Stored data
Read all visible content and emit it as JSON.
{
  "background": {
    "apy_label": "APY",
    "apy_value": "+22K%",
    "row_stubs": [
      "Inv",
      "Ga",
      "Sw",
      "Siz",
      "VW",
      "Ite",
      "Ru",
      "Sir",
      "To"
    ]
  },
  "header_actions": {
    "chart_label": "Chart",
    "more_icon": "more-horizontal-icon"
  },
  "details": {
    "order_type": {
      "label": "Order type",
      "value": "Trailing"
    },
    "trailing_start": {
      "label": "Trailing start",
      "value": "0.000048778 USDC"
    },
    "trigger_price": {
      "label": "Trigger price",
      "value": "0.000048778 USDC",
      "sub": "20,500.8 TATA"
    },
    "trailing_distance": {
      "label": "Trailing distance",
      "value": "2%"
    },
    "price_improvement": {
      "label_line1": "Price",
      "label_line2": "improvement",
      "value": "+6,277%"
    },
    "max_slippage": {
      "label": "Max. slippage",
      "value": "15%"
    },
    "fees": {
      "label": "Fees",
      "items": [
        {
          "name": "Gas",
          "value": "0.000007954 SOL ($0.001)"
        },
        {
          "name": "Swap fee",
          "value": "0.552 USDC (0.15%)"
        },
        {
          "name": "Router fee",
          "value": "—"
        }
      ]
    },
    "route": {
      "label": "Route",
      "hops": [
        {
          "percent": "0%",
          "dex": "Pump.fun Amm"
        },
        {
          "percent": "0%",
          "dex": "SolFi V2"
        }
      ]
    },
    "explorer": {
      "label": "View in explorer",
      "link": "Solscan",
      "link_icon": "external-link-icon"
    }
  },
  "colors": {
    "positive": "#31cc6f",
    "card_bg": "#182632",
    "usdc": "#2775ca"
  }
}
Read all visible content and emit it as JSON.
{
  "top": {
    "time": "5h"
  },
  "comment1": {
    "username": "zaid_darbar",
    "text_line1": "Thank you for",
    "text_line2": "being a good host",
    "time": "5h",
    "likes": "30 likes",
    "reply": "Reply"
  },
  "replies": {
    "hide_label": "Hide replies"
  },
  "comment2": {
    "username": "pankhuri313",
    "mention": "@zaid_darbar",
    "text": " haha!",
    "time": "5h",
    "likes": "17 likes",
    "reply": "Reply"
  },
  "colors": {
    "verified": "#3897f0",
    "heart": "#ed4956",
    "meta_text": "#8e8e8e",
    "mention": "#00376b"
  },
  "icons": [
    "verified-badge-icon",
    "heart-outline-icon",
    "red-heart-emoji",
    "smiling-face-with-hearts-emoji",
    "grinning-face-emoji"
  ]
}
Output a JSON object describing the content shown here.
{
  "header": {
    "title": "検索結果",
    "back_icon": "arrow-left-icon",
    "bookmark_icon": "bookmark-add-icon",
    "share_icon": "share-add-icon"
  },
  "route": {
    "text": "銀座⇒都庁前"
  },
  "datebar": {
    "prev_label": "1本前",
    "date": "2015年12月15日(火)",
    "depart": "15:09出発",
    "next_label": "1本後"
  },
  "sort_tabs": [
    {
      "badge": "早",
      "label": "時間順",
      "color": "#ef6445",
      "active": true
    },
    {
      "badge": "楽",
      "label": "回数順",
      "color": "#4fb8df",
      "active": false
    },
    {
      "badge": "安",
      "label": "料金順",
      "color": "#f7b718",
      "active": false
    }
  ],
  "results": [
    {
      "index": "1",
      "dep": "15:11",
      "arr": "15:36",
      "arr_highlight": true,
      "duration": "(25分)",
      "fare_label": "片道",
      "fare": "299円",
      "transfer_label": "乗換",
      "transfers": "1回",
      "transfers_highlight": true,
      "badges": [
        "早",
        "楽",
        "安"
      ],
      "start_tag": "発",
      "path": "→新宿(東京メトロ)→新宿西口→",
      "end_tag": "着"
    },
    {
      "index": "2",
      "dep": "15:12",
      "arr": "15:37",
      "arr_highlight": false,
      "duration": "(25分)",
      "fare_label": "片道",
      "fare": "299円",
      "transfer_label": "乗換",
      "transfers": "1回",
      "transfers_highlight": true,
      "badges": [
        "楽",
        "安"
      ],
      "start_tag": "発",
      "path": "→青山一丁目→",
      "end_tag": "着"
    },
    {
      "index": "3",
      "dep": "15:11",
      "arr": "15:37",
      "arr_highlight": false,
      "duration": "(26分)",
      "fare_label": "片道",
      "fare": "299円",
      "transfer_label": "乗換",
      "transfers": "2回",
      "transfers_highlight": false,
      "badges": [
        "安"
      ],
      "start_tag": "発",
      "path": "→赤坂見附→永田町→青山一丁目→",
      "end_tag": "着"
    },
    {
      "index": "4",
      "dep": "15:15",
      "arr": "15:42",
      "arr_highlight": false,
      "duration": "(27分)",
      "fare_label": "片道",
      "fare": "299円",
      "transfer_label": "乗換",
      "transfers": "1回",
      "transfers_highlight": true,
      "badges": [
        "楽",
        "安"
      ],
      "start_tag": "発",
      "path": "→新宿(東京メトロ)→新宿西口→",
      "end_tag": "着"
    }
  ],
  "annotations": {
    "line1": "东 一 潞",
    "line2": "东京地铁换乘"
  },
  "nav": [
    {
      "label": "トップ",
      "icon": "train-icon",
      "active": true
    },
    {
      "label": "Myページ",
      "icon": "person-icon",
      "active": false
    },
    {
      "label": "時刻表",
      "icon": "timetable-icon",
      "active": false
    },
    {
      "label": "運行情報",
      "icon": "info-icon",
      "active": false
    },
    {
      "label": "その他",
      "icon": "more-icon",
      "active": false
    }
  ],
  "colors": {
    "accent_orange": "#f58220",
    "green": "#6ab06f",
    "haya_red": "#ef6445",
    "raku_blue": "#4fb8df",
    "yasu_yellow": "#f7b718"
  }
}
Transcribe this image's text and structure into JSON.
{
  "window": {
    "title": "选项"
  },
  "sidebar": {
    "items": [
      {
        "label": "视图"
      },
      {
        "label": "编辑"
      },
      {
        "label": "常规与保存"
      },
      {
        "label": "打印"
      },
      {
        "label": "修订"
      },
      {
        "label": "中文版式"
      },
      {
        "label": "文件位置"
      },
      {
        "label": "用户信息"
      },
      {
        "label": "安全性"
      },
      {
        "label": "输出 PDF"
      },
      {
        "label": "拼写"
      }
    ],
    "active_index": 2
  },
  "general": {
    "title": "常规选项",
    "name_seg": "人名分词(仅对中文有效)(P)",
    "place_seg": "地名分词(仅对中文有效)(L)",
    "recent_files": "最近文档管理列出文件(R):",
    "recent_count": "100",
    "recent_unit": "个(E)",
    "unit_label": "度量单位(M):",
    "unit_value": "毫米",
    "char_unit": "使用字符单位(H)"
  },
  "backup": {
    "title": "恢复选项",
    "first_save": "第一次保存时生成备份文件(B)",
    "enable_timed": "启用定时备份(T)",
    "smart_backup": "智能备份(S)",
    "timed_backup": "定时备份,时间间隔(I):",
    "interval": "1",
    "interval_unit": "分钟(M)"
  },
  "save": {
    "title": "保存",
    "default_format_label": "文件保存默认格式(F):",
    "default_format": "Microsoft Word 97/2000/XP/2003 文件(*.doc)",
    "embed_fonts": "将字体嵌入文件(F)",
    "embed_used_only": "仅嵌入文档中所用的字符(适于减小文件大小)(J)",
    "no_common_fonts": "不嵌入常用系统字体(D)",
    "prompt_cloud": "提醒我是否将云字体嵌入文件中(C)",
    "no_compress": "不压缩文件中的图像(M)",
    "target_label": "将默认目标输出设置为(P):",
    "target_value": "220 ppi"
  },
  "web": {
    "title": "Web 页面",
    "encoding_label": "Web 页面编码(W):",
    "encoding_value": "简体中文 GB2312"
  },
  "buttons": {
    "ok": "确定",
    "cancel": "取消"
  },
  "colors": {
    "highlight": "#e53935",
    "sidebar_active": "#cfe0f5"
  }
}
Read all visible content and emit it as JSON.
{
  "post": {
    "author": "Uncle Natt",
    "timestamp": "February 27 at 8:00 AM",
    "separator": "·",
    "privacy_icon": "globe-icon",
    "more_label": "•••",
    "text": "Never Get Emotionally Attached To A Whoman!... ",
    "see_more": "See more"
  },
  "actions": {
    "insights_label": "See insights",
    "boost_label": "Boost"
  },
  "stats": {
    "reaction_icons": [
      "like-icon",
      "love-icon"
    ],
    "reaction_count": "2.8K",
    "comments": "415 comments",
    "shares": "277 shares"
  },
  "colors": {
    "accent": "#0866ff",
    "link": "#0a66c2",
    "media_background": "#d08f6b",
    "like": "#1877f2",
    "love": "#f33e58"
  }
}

§ GIVEN INSTRUCTION: Collect the lines of the records that include the string "仅对中文有效".

§ RESPONSE:
    "name_seg": "人名分词(仅对中文有效)(P)",
    "place_seg": "地名分词(仅对中文有效)(L)",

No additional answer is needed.